Pull every "Resident" line out of the data below.

**GIVEN DATA:**
========
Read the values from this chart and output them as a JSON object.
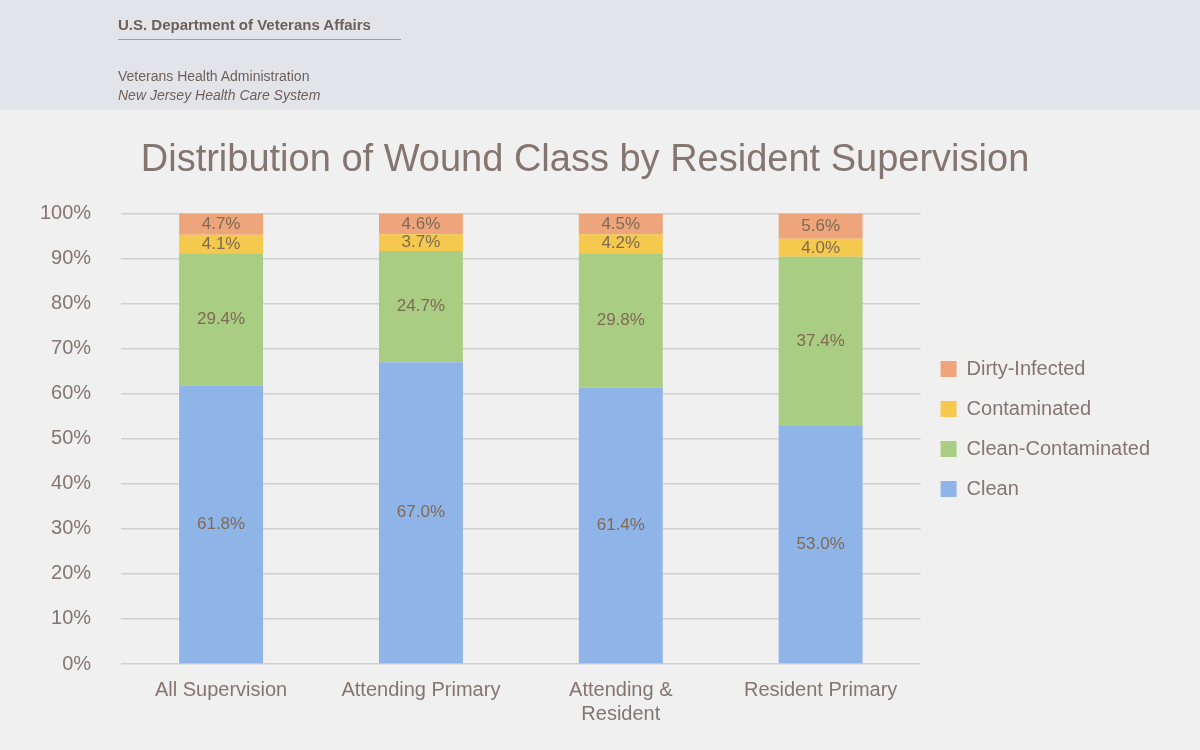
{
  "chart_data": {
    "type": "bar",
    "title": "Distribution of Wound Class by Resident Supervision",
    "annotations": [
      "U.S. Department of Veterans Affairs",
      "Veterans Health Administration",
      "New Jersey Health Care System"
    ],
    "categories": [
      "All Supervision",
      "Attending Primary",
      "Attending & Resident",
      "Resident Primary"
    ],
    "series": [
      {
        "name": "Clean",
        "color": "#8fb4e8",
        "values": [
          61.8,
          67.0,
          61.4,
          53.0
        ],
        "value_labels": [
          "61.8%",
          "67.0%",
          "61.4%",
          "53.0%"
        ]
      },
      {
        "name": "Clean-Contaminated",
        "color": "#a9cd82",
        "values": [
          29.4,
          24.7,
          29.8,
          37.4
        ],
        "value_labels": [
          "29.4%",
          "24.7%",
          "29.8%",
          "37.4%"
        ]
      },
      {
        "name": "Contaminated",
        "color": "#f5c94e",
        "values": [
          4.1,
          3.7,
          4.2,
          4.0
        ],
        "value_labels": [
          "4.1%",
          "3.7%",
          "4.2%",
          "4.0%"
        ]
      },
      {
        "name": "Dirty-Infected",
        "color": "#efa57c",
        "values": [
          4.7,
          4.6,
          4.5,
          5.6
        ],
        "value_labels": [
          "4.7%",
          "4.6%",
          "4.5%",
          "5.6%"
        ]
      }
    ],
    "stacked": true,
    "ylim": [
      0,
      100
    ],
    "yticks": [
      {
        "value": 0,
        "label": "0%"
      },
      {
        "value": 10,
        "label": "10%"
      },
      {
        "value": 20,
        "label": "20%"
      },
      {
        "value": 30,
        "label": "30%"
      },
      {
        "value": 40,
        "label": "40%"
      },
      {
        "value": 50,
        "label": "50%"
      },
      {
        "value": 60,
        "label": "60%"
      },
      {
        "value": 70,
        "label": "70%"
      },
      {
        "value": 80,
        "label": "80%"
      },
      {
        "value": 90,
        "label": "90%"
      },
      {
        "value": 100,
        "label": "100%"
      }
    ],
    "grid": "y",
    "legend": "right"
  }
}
========
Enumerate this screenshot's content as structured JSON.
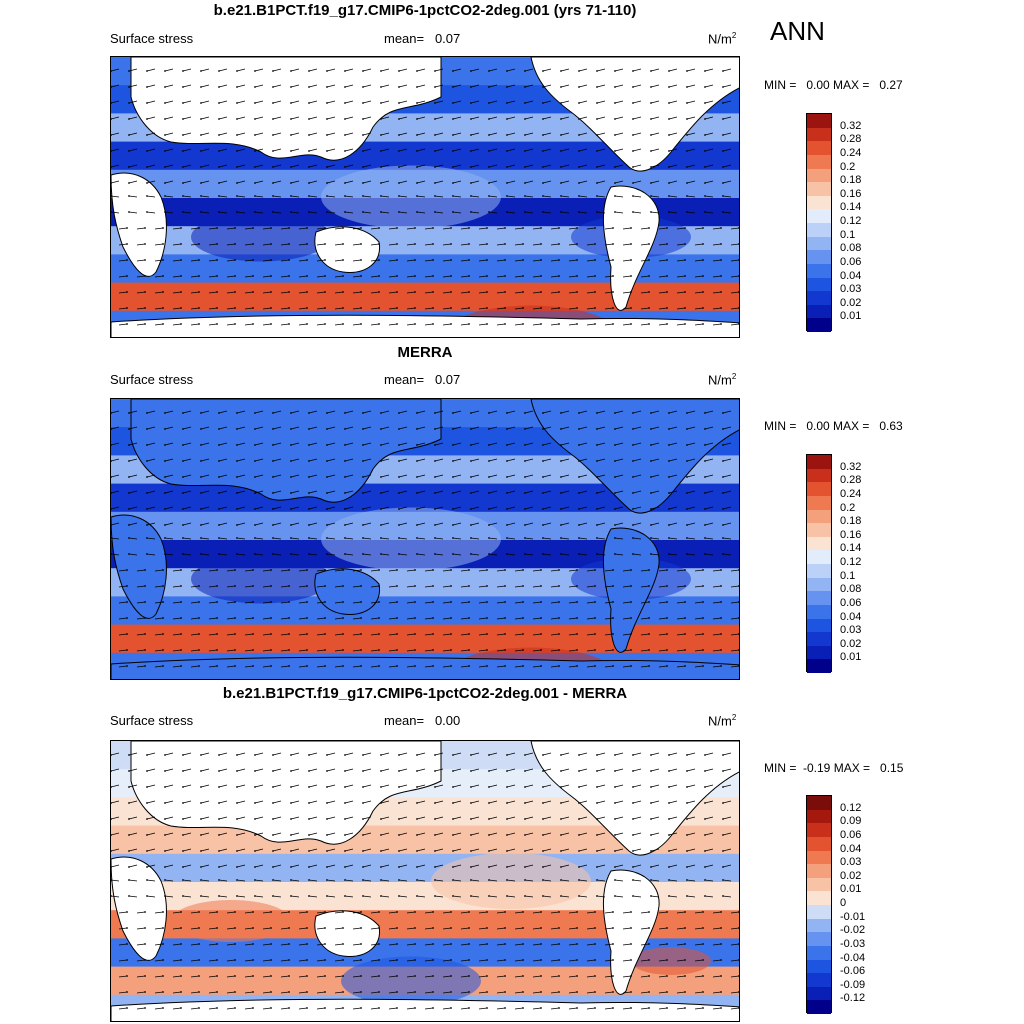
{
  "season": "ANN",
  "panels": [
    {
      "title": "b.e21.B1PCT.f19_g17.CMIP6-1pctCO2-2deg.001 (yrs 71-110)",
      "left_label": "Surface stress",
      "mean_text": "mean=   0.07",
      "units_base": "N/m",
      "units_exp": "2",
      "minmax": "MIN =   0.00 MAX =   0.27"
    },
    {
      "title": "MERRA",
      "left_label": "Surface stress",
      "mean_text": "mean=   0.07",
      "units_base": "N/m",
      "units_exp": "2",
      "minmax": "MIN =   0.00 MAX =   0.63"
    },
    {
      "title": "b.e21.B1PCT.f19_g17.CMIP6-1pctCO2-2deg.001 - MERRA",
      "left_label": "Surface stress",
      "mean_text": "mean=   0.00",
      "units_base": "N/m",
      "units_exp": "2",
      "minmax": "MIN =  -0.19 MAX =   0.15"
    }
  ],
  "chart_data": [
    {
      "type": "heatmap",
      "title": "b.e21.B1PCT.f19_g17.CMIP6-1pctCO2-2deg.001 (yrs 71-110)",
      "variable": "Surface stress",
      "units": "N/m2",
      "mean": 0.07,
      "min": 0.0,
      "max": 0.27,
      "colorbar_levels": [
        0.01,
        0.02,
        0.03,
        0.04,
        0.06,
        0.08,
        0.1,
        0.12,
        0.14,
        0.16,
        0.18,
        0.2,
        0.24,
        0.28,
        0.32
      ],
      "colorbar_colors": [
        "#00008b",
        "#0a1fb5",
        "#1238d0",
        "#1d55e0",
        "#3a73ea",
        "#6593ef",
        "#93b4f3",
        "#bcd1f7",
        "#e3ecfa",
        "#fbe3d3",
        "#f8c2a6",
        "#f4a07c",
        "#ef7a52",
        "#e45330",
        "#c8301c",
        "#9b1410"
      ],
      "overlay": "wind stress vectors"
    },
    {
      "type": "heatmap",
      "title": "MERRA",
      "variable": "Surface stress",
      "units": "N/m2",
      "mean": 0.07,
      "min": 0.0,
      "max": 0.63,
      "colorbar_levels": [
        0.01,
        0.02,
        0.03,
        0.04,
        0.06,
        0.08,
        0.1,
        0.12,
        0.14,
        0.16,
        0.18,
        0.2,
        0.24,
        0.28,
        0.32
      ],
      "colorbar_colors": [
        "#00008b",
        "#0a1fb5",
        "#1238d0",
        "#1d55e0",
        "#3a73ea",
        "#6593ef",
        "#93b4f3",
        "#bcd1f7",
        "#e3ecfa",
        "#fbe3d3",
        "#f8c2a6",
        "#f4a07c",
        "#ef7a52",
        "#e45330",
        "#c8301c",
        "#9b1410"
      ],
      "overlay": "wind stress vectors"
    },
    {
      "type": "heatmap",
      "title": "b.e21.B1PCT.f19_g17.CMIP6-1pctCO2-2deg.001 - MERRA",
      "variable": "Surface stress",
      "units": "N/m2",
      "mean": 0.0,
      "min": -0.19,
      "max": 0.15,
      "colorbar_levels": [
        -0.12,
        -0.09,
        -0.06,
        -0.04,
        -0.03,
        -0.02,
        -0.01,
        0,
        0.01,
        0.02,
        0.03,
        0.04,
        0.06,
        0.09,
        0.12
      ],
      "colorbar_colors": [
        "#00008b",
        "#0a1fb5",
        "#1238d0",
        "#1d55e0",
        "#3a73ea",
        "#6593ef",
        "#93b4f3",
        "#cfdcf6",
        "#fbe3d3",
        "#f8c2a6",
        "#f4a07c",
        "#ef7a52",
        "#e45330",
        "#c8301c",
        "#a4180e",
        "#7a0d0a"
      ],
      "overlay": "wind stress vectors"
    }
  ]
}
========
**IN RESPONSE:**
    "title": "Distribution of Wound Class by Resident Supervision",
      "Attending & Resident",
      "Resident Primary"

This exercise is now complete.